**EXERCISE TASK**
Pictures don't belong in the copy; print all the records exactly.

───

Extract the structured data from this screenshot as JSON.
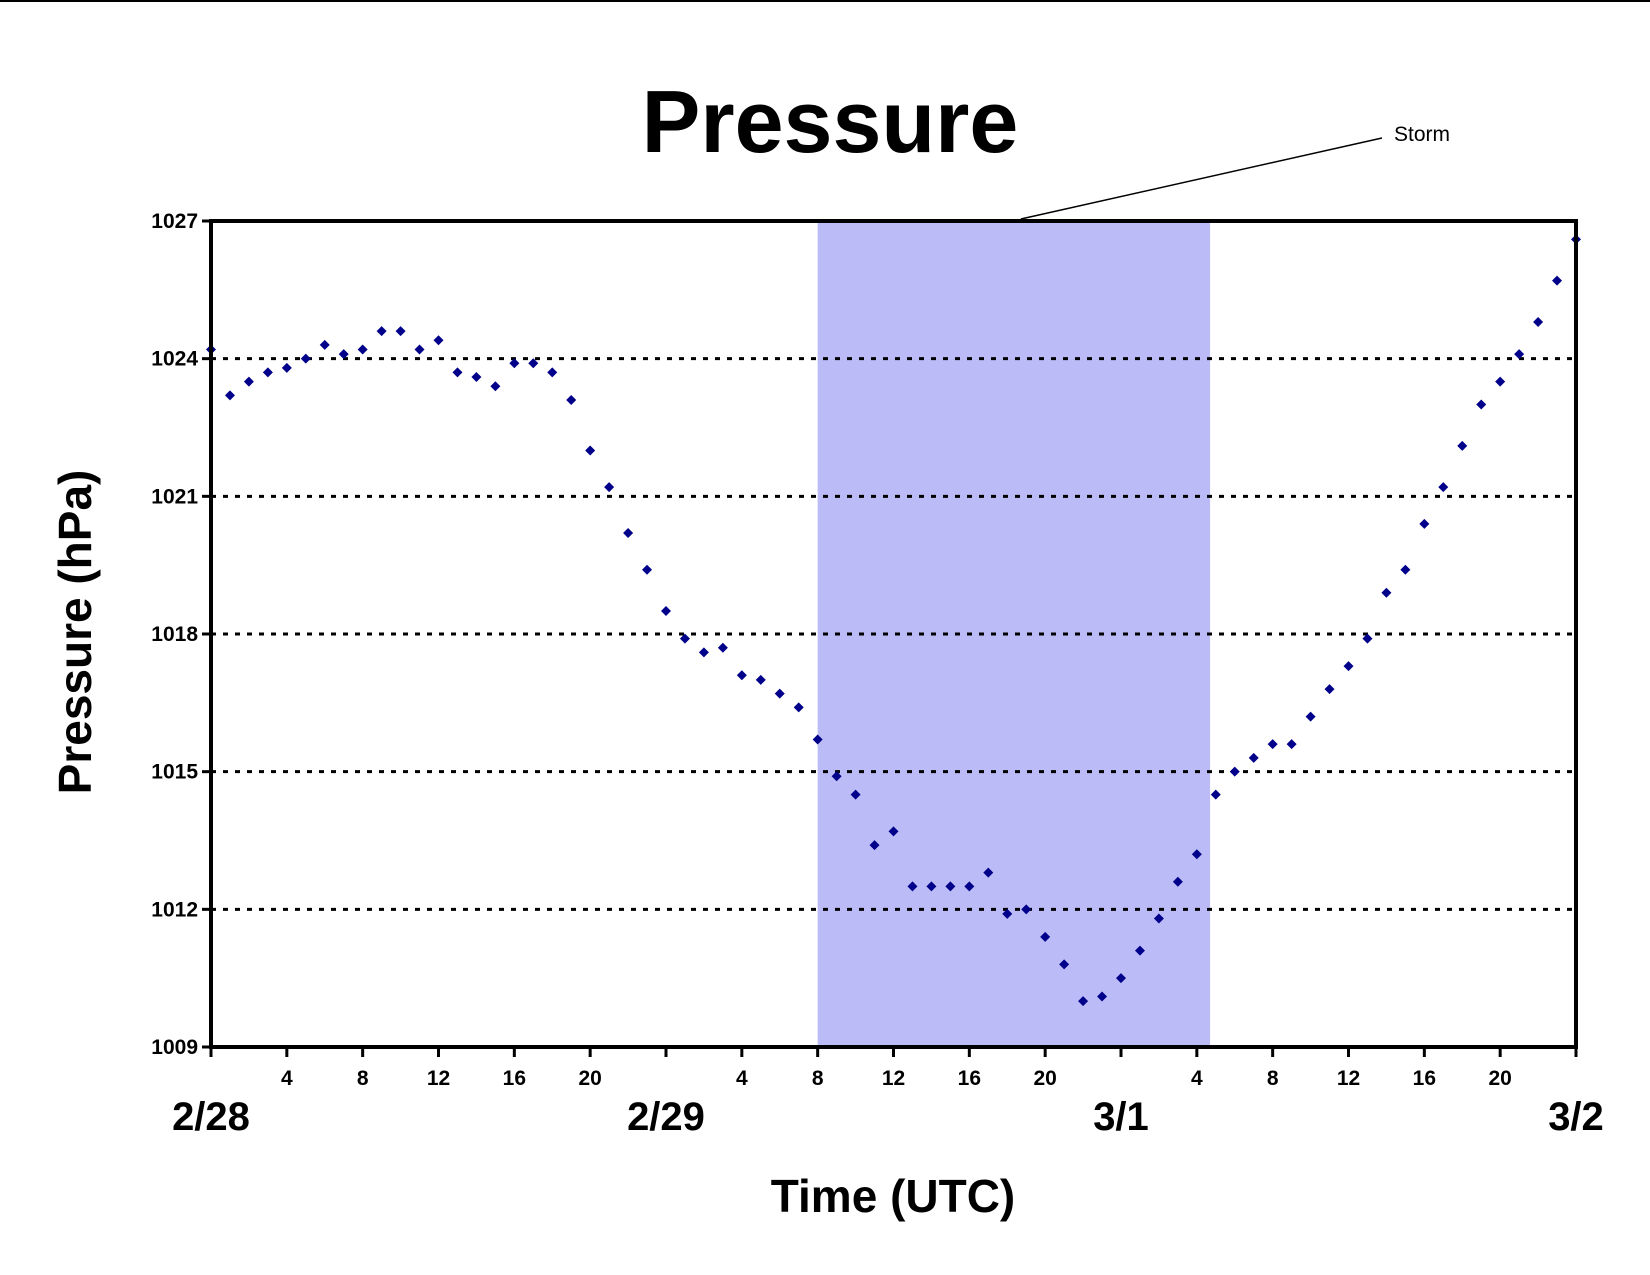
{
  "chart_data": {
    "type": "scatter",
    "title": "Pressure",
    "xlabel": "Time (UTC)",
    "ylabel": "Pressure (hPa)",
    "ylim": [
      1009,
      1027
    ],
    "yticks": [
      1009,
      1012,
      1015,
      1018,
      1021,
      1024,
      1027
    ],
    "xlim_hours": [
      0,
      72
    ],
    "x_unit": "hours after 2/28 00 UTC",
    "hour_tick_labels": [
      {
        "hour": 4,
        "label": "4"
      },
      {
        "hour": 8,
        "label": "8"
      },
      {
        "hour": 12,
        "label": "12"
      },
      {
        "hour": 16,
        "label": "16"
      },
      {
        "hour": 20,
        "label": "20"
      },
      {
        "hour": 28,
        "label": "4"
      },
      {
        "hour": 32,
        "label": "8"
      },
      {
        "hour": 36,
        "label": "12"
      },
      {
        "hour": 40,
        "label": "16"
      },
      {
        "hour": 44,
        "label": "20"
      },
      {
        "hour": 52,
        "label": "4"
      },
      {
        "hour": 56,
        "label": "8"
      },
      {
        "hour": 60,
        "label": "12"
      },
      {
        "hour": 64,
        "label": "16"
      },
      {
        "hour": 68,
        "label": "20"
      }
    ],
    "day_labels": [
      {
        "hour": 0,
        "label": "2/28"
      },
      {
        "hour": 24,
        "label": "2/29"
      },
      {
        "hour": 48,
        "label": "3/1"
      },
      {
        "hour": 72,
        "label": "3/2"
      }
    ],
    "grid": "horizontal dotted",
    "marker_color": "#00008b",
    "shade_color": "#bbbbf7",
    "storm_period_hours": [
      32,
      52.7
    ],
    "annotation": {
      "text": "Storm"
    },
    "x": [
      0,
      1,
      2,
      3,
      4,
      5,
      6,
      7,
      8,
      9,
      10,
      11,
      12,
      13,
      14,
      15,
      16,
      17,
      18,
      19,
      20,
      21,
      22,
      23,
      24,
      25,
      26,
      27,
      28,
      29,
      30,
      31,
      32,
      33,
      34,
      35,
      36,
      37,
      38,
      39,
      40,
      41,
      42,
      43,
      44,
      45,
      46,
      47,
      48,
      49,
      50,
      51,
      52,
      53,
      54,
      55,
      56,
      57,
      58,
      59,
      60,
      61,
      62,
      63,
      64,
      65,
      66,
      67,
      68,
      69,
      70,
      71,
      72
    ],
    "y": [
      1024.2,
      1023.2,
      1023.5,
      1023.7,
      1023.8,
      1024.0,
      1024.3,
      1024.1,
      1024.2,
      1024.6,
      1024.6,
      1024.2,
      1024.4,
      1023.7,
      1023.6,
      1023.4,
      1023.9,
      1023.9,
      1023.7,
      1023.1,
      1022.0,
      1021.2,
      1020.2,
      1019.4,
      1018.5,
      1017.9,
      1017.6,
      1017.7,
      1017.1,
      1017.0,
      1016.7,
      1016.4,
      1015.7,
      1014.9,
      1014.5,
      1013.4,
      1013.7,
      1012.5,
      1012.5,
      1012.5,
      1012.5,
      1012.8,
      1011.9,
      1012.0,
      1011.4,
      1010.8,
      1010.0,
      1010.1,
      1010.5,
      1011.1,
      1011.8,
      1012.6,
      1013.2,
      1014.5,
      1015.0,
      1015.3,
      1015.6,
      1015.6,
      1016.2,
      1016.8,
      1017.3,
      1017.9,
      1018.9,
      1019.4,
      1020.4,
      1021.2,
      1022.1,
      1023.0,
      1023.5,
      1024.1,
      1024.8,
      1025.7,
      1026.6
    ]
  }
}
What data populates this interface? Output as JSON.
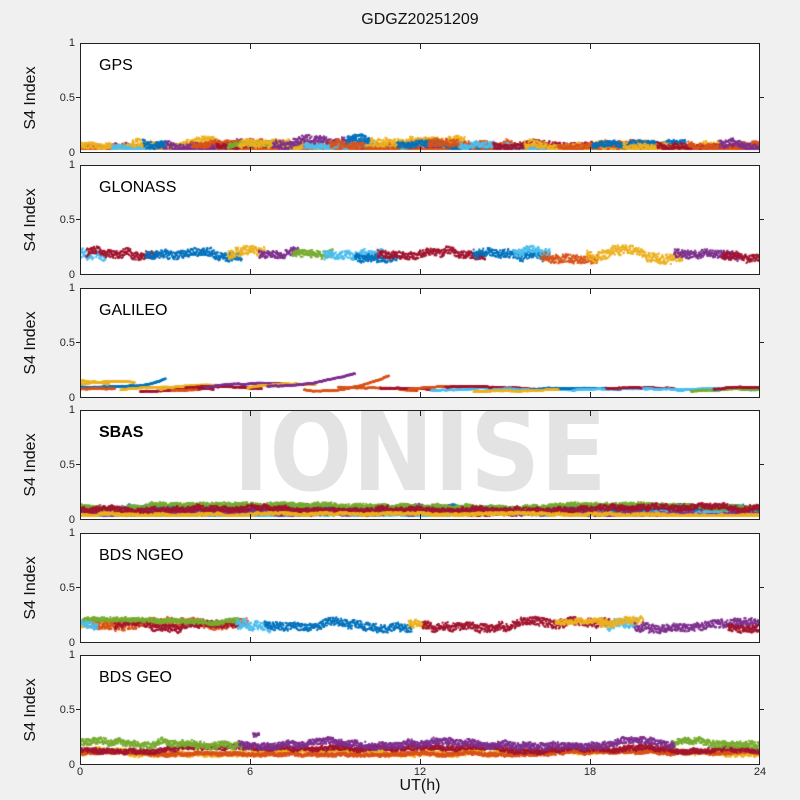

───

**IN RESPONSE**
Extract the structured data from this screenshot as JSON.
{
  "chart_data": {
    "type": "scatter",
    "title": "Pressure",
    "xlabel": "Time (UTC)",
    "ylabel": "Pressure (hPa)",
    "ylim": [
      1009,
      1027
    ],
    "yticks": [
      1009,
      1012,
      1015,
      1018,
      1021,
      1024,
      1027
    ],
    "xlim_hours": [
      0,
      72
    ],
    "x_unit": "hours after 2/28 00 UTC",
    "hour_tick_labels": [
      {
        "hour": 4,
        "label": "4"
      },
      {
        "hour": 8,
        "label": "8"
      },
      {
        "hour": 12,
        "label": "12"
      },
      {
        "hour": 16,
        "label": "16"
      },
      {
        "hour": 20,
        "label": "20"
      },
      {
        "hour": 28,
        "label": "4"
      },
      {
        "hour": 32,
        "label": "8"
      },
      {
        "hour": 36,
        "label": "12"
      },
      {
        "hour": 40,
        "label": "16"
      },
      {
        "hour": 44,
        "label": "20"
      },
      {
        "hour": 52,
        "label": "4"
      },
      {
        "hour": 56,
        "label": "8"
      },
      {
        "hour": 60,
        "label": "12"
      },
      {
        "hour": 64,
        "label": "16"
      },
      {
        "hour": 68,
        "label": "20"
      }
    ],
    "day_labels": [
      {
        "hour": 0,
        "label": "2/28"
      },
      {
        "hour": 24,
        "label": "2/29"
      },
      {
        "hour": 48,
        "label": "3/1"
      },
      {
        "hour": 72,
        "label": "3/2"
      }
    ],
    "grid": "horizontal dotted",
    "marker_color": "#00008b",
    "shade_color": "#bbbbf7",
    "storm_period_hours": [
      32,
      52.7
    ],
    "annotation": {
      "text": "Storm"
    },
    "x": [
      0,
      1,
      2,
      3,
      4,
      5,
      6,
      7,
      8,
      9,
      10,
      11,
      12,
      13,
      14,
      15,
      16,
      17,
      18,
      19,
      20,
      21,
      22,
      23,
      24,
      25,
      26,
      27,
      28,
      29,
      30,
      31,
      32,
      33,
      34,
      35,
      36,
      37,
      38,
      39,
      40,
      41,
      42,
      43,
      44,
      45,
      46,
      47,
      48,
      49,
      50,
      51,
      52,
      53,
      54,
      55,
      56,
      57,
      58,
      59,
      60,
      61,
      62,
      63,
      64,
      65,
      66,
      67,
      68,
      69,
      70,
      71,
      72
    ],
    "y": [
      1024.2,
      1023.2,
      1023.5,
      1023.7,
      1023.8,
      1024.0,
      1024.3,
      1024.1,
      1024.2,
      1024.6,
      1024.6,
      1024.2,
      1024.4,
      1023.7,
      1023.6,
      1023.4,
      1023.9,
      1023.9,
      1023.7,
      1023.1,
      1022.0,
      1021.2,
      1020.2,
      1019.4,
      1018.5,
      1017.9,
      1017.6,
      1017.7,
      1017.1,
      1017.0,
      1016.7,
      1016.4,
      1015.7,
      1014.9,
      1014.5,
      1013.4,
      1013.7,
      1012.5,
      1012.5,
      1012.5,
      1012.5,
      1012.8,
      1011.9,
      1012.0,
      1011.4,
      1010.8,
      1010.0,
      1010.1,
      1010.5,
      1011.1,
      1011.8,
      1012.6,
      1013.2,
      1014.5,
      1015.0,
      1015.3,
      1015.6,
      1015.6,
      1016.2,
      1016.8,
      1017.3,
      1017.9,
      1018.9,
      1019.4,
      1020.4,
      1021.2,
      1022.1,
      1023.0,
      1023.5,
      1024.1,
      1024.8,
      1025.7,
      1026.6
    ]
  }
}
What data populates this interface? Output as JSON.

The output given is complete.